■ **Working data**:
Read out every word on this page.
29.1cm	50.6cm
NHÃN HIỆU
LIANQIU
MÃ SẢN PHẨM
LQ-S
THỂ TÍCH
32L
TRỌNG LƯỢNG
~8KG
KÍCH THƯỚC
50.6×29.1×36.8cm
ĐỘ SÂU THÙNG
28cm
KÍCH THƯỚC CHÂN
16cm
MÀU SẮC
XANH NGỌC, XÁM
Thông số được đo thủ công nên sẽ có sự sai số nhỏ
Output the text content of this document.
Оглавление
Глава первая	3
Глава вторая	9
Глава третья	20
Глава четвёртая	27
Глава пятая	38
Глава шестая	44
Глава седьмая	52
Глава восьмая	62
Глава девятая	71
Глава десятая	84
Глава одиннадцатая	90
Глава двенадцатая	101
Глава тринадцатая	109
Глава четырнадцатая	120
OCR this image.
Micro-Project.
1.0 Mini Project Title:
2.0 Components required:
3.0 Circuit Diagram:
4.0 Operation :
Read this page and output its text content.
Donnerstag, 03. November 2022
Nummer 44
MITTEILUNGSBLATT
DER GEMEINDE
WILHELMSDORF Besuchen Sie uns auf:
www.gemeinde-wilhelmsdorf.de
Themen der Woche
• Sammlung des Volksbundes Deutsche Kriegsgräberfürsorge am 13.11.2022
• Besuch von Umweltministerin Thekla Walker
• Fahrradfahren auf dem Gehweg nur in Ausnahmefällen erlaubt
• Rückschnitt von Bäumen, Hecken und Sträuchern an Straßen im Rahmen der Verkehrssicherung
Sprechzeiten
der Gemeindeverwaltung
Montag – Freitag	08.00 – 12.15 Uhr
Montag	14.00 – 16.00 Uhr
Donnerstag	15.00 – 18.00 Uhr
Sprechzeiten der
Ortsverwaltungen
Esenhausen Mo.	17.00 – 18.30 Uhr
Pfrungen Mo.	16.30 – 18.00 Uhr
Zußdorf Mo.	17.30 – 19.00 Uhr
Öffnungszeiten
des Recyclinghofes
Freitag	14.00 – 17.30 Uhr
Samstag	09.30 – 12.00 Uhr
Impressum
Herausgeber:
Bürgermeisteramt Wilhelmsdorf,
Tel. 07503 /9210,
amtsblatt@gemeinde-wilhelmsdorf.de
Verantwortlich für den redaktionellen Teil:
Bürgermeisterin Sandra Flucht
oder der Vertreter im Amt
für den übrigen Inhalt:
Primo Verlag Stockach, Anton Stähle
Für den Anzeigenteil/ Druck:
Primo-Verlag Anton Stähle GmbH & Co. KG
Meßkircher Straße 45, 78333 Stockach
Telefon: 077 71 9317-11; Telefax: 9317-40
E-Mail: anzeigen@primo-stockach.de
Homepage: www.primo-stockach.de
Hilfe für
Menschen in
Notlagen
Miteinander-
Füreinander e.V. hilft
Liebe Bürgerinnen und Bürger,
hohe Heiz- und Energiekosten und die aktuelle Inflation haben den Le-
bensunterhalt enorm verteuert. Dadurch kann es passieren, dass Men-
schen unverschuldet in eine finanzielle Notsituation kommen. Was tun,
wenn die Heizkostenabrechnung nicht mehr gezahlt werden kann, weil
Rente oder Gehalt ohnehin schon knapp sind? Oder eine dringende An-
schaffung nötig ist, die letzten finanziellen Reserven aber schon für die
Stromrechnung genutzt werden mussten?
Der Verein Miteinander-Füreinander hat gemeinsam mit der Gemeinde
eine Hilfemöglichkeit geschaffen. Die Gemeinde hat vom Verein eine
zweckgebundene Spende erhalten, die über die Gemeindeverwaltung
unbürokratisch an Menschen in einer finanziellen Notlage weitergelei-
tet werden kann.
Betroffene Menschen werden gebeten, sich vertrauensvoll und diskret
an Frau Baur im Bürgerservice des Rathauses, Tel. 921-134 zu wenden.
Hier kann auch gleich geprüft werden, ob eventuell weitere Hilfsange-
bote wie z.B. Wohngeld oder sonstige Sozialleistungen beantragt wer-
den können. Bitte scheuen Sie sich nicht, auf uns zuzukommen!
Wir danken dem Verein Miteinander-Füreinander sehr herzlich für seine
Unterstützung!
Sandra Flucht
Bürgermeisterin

■ **Directions**:
Above are the records; retype every one exactly.

■ **Finished answer**:
Read out every word on this page.
29.1cm	50.6cm
NHÃN HIỆU
LIANQIU
MÃ SẢN PHẨM
LQ-S
THỂ TÍCH
32L
TRỌNG LƯỢNG
~8KG
KÍCH THƯỚC
50.6×29.1×36.8cm
ĐỘ SÂU THÙNG
28cm
KÍCH THƯỚC CHÂN
16cm
MÀU SẮC
XANH NGỌC, XÁM
Thông số được đo thủ công nên sẽ có sự sai số nhỏ
Output the text content of this document.
Оглавление
Глава первая	3
Глава вторая	9
Глава третья	20
Глава четвёртая	27
Глава пятая	38
Глава шестая	44
Глава седьмая	52
Глава восьмая	62
Глава девятая	71
Глава десятая	84
Глава одиннадцатая	90
Глава двенадцатая	101
Глава тринадцатая	109
Глава четырнадцатая	120
OCR this image.
Micro-Project.
1.0 Mini Project Title:
2.0 Components required:
3.0 Circuit Diagram:
4.0 Operation :
Read this page and output its text content.
Donnerstag, 03. November 2022
Nummer 44
MITTEILUNGSBLATT
DER GEMEINDE
WILHELMSDORF Besuchen Sie uns auf:
www.gemeinde-wilhelmsdorf.de
Themen der Woche
• Sammlung des Volksbundes Deutsche Kriegsgräberfürsorge am 13.11.2022
• Besuch von Umweltministerin Thekla Walker
• Fahrradfahren auf dem Gehweg nur in Ausnahmefällen erlaubt
• Rückschnitt von Bäumen, Hecken und Sträuchern an Straßen im Rahmen der Verkehrssicherung
Sprechzeiten
der Gemeindeverwaltung
Montag – Freitag	08.00 – 12.15 Uhr
Montag	14.00 – 16.00 Uhr
Donnerstag	15.00 – 18.00 Uhr
Sprechzeiten der
Ortsverwaltungen
Esenhausen Mo.	17.00 – 18.30 Uhr
Pfrungen Mo.	16.30 – 18.00 Uhr
Zußdorf Mo.	17.30 – 19.00 Uhr
Öffnungszeiten
des Recyclinghofes
Freitag	14.00 – 17.30 Uhr
Samstag	09.30 – 12.00 Uhr
Impressum
Herausgeber:
Bürgermeisteramt Wilhelmsdorf,
Tel. 07503 /9210,
amtsblatt@gemeinde-wilhelmsdorf.de
Verantwortlich für den redaktionellen Teil:
Bürgermeisterin Sandra Flucht
oder der Vertreter im Amt
für den übrigen Inhalt:
Primo Verlag Stockach, Anton Stähle
Für den Anzeigenteil/ Druck:
Primo-Verlag Anton Stähle GmbH & Co. KG
Meßkircher Straße 45, 78333 Stockach
Telefon: 077 71 9317-11; Telefax: 9317-40
E-Mail: anzeigen@primo-stockach.de
Homepage: www.primo-stockach.de
Hilfe für
Menschen in
Notlagen
Miteinander-
Füreinander e.V. hilft
Liebe Bürgerinnen und Bürger,
hohe Heiz- und Energiekosten und die aktuelle Inflation haben den Le-
bensunterhalt enorm verteuert. Dadurch kann es passieren, dass Men-
schen unverschuldet in eine finanzielle Notsituation kommen. Was tun,
wenn die Heizkostenabrechnung nicht mehr gezahlt werden kann, weil
Rente oder Gehalt ohnehin schon knapp sind? Oder eine dringende An-
schaffung nötig ist, die letzten finanziellen Reserven aber schon für die
Stromrechnung genutzt werden mussten?
Der Verein Miteinander-Füreinander hat gemeinsam mit der Gemeinde
eine Hilfemöglichkeit geschaffen. Die Gemeinde hat vom Verein eine
zweckgebundene Spende erhalten, die über die Gemeindeverwaltung
unbürokratisch an Menschen in einer finanziellen Notlage weitergelei-
tet werden kann.
Betroffene Menschen werden gebeten, sich vertrauensvoll und diskret
an Frau Baur im Bürgerservice des Rathauses, Tel. 921-134 zu wenden.
Hier kann auch gleich geprüft werden, ob eventuell weitere Hilfsange-
bote wie z.B. Wohngeld oder sonstige Sozialleistungen beantragt wer-
den können. Bitte scheuen Sie sich nicht, auf uns zuzukommen!
Wir danken dem Verein Miteinander-Füreinander sehr herzlich für seine
Unterstützung!
Sandra Flucht
Bürgermeisterin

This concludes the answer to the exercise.